= DIRECTION =
An exact copy of every record is needed.

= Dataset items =

——

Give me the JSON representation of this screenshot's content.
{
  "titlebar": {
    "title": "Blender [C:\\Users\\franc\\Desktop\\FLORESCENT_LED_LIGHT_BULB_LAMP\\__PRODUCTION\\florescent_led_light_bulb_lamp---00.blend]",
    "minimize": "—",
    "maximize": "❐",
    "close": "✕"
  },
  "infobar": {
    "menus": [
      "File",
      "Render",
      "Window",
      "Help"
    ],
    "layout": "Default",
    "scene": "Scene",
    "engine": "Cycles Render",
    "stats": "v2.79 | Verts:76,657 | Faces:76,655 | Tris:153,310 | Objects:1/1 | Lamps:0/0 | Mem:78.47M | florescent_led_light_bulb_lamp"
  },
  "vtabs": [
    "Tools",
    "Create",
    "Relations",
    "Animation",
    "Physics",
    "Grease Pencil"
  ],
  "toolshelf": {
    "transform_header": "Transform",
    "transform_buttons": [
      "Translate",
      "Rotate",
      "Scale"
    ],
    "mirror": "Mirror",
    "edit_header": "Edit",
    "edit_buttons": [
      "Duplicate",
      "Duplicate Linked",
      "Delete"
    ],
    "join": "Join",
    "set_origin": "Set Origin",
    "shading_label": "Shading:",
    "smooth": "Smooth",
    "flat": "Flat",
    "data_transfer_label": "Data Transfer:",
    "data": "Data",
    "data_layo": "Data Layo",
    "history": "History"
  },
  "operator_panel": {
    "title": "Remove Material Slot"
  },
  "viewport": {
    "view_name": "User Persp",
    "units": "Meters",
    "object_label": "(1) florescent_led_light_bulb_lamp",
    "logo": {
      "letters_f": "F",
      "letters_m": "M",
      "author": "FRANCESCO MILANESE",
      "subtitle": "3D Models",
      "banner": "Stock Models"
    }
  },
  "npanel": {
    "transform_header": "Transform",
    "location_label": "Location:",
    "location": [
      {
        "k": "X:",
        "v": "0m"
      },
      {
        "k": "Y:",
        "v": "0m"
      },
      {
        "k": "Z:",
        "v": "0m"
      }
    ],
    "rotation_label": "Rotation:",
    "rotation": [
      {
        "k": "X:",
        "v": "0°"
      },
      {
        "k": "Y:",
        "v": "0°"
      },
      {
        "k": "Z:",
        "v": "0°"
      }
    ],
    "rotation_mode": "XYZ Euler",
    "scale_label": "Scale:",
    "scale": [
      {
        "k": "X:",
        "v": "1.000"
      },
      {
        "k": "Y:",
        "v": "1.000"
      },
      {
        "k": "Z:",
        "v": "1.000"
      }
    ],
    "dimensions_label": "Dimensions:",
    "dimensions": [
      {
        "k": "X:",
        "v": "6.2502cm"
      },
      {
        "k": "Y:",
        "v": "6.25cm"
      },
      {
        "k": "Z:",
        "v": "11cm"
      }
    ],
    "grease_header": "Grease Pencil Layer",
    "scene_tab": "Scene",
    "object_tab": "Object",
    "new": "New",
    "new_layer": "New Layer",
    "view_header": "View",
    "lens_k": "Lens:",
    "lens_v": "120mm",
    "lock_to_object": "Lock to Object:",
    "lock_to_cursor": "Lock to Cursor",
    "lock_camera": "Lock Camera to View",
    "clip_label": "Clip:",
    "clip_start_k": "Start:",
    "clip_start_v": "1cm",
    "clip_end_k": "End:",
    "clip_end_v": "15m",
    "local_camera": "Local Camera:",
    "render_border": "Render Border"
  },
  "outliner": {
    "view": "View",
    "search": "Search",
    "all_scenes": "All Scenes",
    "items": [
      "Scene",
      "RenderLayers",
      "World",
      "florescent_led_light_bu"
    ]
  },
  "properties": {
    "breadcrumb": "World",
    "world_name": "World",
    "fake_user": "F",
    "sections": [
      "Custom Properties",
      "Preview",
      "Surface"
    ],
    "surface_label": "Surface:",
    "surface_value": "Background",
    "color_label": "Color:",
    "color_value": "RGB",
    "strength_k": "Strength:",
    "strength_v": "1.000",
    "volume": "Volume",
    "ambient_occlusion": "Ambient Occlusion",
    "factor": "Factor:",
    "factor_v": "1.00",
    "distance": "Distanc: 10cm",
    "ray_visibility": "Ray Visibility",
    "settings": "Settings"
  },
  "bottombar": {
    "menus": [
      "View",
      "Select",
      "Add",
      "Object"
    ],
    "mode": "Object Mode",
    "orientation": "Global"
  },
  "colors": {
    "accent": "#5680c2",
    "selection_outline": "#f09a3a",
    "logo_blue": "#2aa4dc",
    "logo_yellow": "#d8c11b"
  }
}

——

= TASK ANSWER =
Give me the JSON representation of this screenshot's content.
{
  "titlebar": {
    "title": "Blender [C:\\Users\\franc\\Desktop\\FLORESCENT_LED_LIGHT_BULB_LAMP\\__PRODUCTION\\florescent_led_light_bulb_lamp---00.blend]",
    "minimize": "—",
    "maximize": "❐",
    "close": "✕"
  },
  "infobar": {
    "menus": [
      "File",
      "Render",
      "Window",
      "Help"
    ],
    "layout": "Default",
    "scene": "Scene",
    "engine": "Cycles Render",
    "stats": "v2.79 | Verts:76,657 | Faces:76,655 | Tris:153,310 | Objects:1/1 | Lamps:0/0 | Mem:78.47M | florescent_led_light_bulb_lamp"
  },
  "vtabs": [
    "Tools",
    "Create",
    "Relations",
    "Animation",
    "Physics",
    "Grease Pencil"
  ],
  "toolshelf": {
    "transform_header": "Transform",
    "transform_buttons": [
      "Translate",
      "Rotate",
      "Scale"
    ],
    "mirror": "Mirror",
    "edit_header": "Edit",
    "edit_buttons": [
      "Duplicate",
      "Duplicate Linked",
      "Delete"
    ],
    "join": "Join",
    "set_origin": "Set Origin",
    "shading_label": "Shading:",
    "smooth": "Smooth",
    "flat": "Flat",
    "data_transfer_label": "Data Transfer:",
    "data": "Data",
    "data_layo": "Data Layo",
    "history": "History"
  },
  "operator_panel": {
    "title": "Remove Material Slot"
  },
  "viewport": {
    "view_name": "User Persp",
    "units": "Meters",
    "object_label": "(1) florescent_led_light_bulb_lamp",
    "logo": {
      "letters_f": "F",
      "letters_m": "M",
      "author": "FRANCESCO MILANESE",
      "subtitle": "3D Models",
      "banner": "Stock Models"
    }
  },
  "npanel": {
    "transform_header": "Transform",
    "location_label": "Location:",
    "location": [
      {
        "k": "X:",
        "v": "0m"
      },
      {
        "k": "Y:",
        "v": "0m"
      },
      {
        "k": "Z:",
        "v": "0m"
      }
    ],
    "rotation_label": "Rotation:",
    "rotation": [
      {
        "k": "X:",
        "v": "0°"
      },
      {
        "k": "Y:",
        "v": "0°"
      },
      {
        "k": "Z:",
        "v": "0°"
      }
    ],
    "rotation_mode": "XYZ Euler",
    "scale_label": "Scale:",
    "scale": [
      {
        "k": "X:",
        "v": "1.000"
      },
      {
        "k": "Y:",
        "v": "1.000"
      },
      {
        "k": "Z:",
        "v": "1.000"
      }
    ],
    "dimensions_label": "Dimensions:",
    "dimensions": [
      {
        "k": "X:",
        "v": "6.2502cm"
      },
      {
        "k": "Y:",
        "v": "6.25cm"
      },
      {
        "k": "Z:",
        "v": "11cm"
      }
    ],
    "grease_header": "Grease Pencil Layer",
    "scene_tab": "Scene",
    "object_tab": "Object",
    "new": "New",
    "new_layer": "New Layer",
    "view_header": "View",
    "lens_k": "Lens:",
    "lens_v": "120mm",
    "lock_to_object": "Lock to Object:",
    "lock_to_cursor": "Lock to Cursor",
    "lock_camera": "Lock Camera to View",
    "clip_label": "Clip:",
    "clip_start_k": "Start:",
    "clip_start_v": "1cm",
    "clip_end_k": "End:",
    "clip_end_v": "15m",
    "local_camera": "Local Camera:",
    "render_border": "Render Border"
  },
  "outliner": {
    "view": "View",
    "search": "Search",
    "all_scenes": "All Scenes",
    "items": [
      "Scene",
      "RenderLayers",
      "World",
      "florescent_led_light_bu"
    ]
  },
  "properties": {
    "breadcrumb": "World",
    "world_name": "World",
    "fake_user": "F",
    "sections": [
      "Custom Properties",
      "Preview",
      "Surface"
    ],
    "surface_label": "Surface:",
    "surface_value": "Background",
    "color_label": "Color:",
    "color_value": "RGB",
    "strength_k": "Strength:",
    "strength_v": "1.000",
    "volume": "Volume",
    "ambient_occlusion": "Ambient Occlusion",
    "factor": "Factor:",
    "factor_v": "1.00",
    "distance": "Distanc: 10cm",
    "ray_visibility": "Ray Visibility",
    "settings": "Settings"
  },
  "bottombar": {
    "menus": [
      "View",
      "Select",
      "Add",
      "Object"
    ],
    "mode": "Object Mode",
    "orientation": "Global"
  },
  "colors": {
    "accent": "#5680c2",
    "selection_outline": "#f09a3a",
    "logo_blue": "#2aa4dc",
    "logo_yellow": "#d8c11b"
  }
}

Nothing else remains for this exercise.